WHAT THE EXERCISE ASKS
Set down, in full, every record in the block.

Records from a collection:

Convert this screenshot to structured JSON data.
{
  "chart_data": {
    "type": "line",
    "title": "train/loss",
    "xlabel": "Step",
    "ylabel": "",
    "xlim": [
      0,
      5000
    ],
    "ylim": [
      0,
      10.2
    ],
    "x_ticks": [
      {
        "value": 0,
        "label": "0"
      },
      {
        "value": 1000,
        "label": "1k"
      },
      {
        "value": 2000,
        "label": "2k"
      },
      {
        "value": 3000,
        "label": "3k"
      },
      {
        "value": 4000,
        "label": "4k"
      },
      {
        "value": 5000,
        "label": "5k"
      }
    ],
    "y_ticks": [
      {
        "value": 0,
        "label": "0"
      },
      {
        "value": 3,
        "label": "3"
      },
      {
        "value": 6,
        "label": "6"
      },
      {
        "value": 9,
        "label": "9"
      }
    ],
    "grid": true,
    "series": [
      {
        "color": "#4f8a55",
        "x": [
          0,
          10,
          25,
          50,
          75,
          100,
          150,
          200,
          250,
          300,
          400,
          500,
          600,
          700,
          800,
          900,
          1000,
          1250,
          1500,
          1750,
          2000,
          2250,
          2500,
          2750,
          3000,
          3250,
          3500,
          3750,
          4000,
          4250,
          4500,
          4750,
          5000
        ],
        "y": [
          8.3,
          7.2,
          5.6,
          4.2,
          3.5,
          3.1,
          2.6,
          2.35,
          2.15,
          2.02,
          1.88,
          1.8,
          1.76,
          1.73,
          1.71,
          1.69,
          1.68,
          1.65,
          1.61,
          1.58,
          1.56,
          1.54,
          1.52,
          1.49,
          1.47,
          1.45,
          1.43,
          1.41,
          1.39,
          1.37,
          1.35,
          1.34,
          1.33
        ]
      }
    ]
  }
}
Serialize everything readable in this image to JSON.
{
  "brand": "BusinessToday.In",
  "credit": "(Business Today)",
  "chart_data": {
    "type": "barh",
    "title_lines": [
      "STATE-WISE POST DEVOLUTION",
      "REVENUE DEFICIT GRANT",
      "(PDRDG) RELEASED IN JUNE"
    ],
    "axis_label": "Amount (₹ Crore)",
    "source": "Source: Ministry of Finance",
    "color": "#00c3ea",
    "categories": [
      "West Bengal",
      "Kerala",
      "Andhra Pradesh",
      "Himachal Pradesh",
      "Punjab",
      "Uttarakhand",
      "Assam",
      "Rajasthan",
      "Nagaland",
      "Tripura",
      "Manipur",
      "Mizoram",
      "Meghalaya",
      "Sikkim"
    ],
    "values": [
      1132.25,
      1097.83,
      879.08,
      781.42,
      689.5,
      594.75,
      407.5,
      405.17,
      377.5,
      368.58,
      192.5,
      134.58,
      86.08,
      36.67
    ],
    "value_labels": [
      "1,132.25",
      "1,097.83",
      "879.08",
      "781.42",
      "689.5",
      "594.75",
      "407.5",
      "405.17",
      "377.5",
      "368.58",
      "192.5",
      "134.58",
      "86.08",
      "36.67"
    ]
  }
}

EXERCISE ANSWER
Convert this screenshot to structured JSON data.
{
  "chart_data": {
    "type": "line",
    "title": "train/loss",
    "xlabel": "Step",
    "ylabel": "",
    "xlim": [
      0,
      5000
    ],
    "ylim": [
      0,
      10.2
    ],
    "x_ticks": [
      {
        "value": 0,
        "label": "0"
      },
      {
        "value": 1000,
        "label": "1k"
      },
      {
        "value": 2000,
        "label": "2k"
      },
      {
        "value": 3000,
        "label": "3k"
      },
      {
        "value": 4000,
        "label": "4k"
      },
      {
        "value": 5000,
        "label": "5k"
      }
    ],
    "y_ticks": [
      {
        "value": 0,
        "label": "0"
      },
      {
        "value": 3,
        "label": "3"
      },
      {
        "value": 6,
        "label": "6"
      },
      {
        "value": 9,
        "label": "9"
      }
    ],
    "grid": true,
    "series": [
      {
        "color": "#4f8a55",
        "x": [
          0,
          10,
          25,
          50,
          75,
          100,
          150,
          200,
          250,
          300,
          400,
          500,
          600,
          700,
          800,
          900,
          1000,
          1250,
          1500,
          1750,
          2000,
          2250,
          2500,
          2750,
          3000,
          3250,
          3500,
          3750,
          4000,
          4250,
          4500,
          4750,
          5000
        ],
        "y": [
          8.3,
          7.2,
          5.6,
          4.2,
          3.5,
          3.1,
          2.6,
          2.35,
          2.15,
          2.02,
          1.88,
          1.8,
          1.76,
          1.73,
          1.71,
          1.69,
          1.68,
          1.65,
          1.61,
          1.58,
          1.56,
          1.54,
          1.52,
          1.49,
          1.47,
          1.45,
          1.43,
          1.41,
          1.39,
          1.37,
          1.35,
          1.34,
          1.33
        ]
      }
    ]
  }
}
Serialize everything readable in this image to JSON.
{
  "brand": "BusinessToday.In",
  "credit": "(Business Today)",
  "chart_data": {
    "type": "barh",
    "title_lines": [
      "STATE-WISE POST DEVOLUTION",
      "REVENUE DEFICIT GRANT",
      "(PDRDG) RELEASED IN JUNE"
    ],
    "axis_label": "Amount (₹ Crore)",
    "source": "Source: Ministry of Finance",
    "color": "#00c3ea",
    "categories": [
      "West Bengal",
      "Kerala",
      "Andhra Pradesh",
      "Himachal Pradesh",
      "Punjab",
      "Uttarakhand",
      "Assam",
      "Rajasthan",
      "Nagaland",
      "Tripura",
      "Manipur",
      "Mizoram",
      "Meghalaya",
      "Sikkim"
    ],
    "values": [
      1132.25,
      1097.83,
      879.08,
      781.42,
      689.5,
      594.75,
      407.5,
      405.17,
      377.5,
      368.58,
      192.5,
      134.58,
      86.08,
      36.67
    ],
    "value_labels": [
      "1,132.25",
      "1,097.83",
      "879.08",
      "781.42",
      "689.5",
      "594.75",
      "407.5",
      "405.17",
      "377.5",
      "368.58",
      "192.5",
      "134.58",
      "86.08",
      "36.67"
    ]
  }
}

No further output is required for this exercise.